:: Dataset extract ::
▼▼▼

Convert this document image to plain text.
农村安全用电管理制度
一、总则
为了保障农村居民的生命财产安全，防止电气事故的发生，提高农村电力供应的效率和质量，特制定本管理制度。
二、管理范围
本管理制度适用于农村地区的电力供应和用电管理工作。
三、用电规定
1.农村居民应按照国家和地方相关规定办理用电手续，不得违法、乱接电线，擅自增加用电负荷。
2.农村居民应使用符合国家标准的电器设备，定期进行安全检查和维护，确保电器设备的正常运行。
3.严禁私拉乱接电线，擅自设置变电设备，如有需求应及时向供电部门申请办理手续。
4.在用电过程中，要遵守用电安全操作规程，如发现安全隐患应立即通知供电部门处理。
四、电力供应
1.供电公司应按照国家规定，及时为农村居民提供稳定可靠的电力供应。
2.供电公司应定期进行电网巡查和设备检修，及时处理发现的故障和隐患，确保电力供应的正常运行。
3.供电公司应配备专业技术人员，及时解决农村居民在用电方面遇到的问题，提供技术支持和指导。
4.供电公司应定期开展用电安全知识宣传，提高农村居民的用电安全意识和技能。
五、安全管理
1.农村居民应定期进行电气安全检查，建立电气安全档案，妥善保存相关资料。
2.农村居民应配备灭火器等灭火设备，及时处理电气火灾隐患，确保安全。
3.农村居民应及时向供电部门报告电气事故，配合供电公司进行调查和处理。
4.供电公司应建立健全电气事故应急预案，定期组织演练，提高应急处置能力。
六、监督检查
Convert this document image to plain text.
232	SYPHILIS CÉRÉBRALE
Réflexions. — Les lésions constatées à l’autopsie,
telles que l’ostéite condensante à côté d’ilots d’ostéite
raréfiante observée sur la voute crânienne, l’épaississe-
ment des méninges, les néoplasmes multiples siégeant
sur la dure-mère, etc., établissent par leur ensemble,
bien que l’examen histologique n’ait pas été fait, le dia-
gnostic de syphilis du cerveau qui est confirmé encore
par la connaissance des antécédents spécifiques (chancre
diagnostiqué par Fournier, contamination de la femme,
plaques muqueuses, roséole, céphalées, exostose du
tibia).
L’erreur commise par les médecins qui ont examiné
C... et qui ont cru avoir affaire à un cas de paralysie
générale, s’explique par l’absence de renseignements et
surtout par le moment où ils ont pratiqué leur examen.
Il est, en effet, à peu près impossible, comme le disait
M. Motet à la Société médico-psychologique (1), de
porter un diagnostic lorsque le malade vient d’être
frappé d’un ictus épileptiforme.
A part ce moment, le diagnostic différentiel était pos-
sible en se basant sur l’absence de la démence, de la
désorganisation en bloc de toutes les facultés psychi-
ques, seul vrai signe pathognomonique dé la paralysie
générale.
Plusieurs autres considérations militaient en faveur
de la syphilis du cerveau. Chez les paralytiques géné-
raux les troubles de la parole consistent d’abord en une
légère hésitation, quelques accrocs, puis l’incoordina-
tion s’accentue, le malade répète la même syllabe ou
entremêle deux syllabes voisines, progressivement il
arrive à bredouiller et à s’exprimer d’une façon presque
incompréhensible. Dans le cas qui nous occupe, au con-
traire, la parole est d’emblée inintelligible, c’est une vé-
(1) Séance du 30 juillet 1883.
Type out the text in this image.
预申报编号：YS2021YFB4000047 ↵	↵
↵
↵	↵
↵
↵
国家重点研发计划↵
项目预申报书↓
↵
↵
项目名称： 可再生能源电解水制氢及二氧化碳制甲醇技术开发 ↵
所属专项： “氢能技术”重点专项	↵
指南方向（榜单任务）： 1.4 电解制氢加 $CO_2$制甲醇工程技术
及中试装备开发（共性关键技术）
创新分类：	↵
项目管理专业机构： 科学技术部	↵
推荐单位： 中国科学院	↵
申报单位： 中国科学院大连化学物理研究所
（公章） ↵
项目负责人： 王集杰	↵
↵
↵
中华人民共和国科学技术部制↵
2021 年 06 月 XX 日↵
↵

▲▲▲

:: Work to complete ::
Quote, without any change, each line from the one that contains "Type out the text in this image." through the end of the material.

:: Response to this task ::
Type out the text in this image.
预申报编号：YS2021YFB4000047 ↵	↵
↵
↵	↵
↵
↵
国家重点研发计划↵
项目预申报书↓
↵
↵
项目名称： 可再生能源电解水制氢及二氧化碳制甲醇技术开发 ↵
所属专项： “氢能技术”重点专项	↵
指南方向（榜单任务）： 1.4 电解制氢加 $CO_2$制甲醇工程技术
及中试装备开发（共性关键技术）
创新分类：	↵
项目管理专业机构： 科学技术部	↵
推荐单位： 中国科学院	↵
申报单位： 中国科学院大连化学物理研究所
（公章） ↵
项目负责人： 王集杰	↵
↵
↵
中华人民共和国科学技术部制↵
2021 年 06 月 XX 日↵
↵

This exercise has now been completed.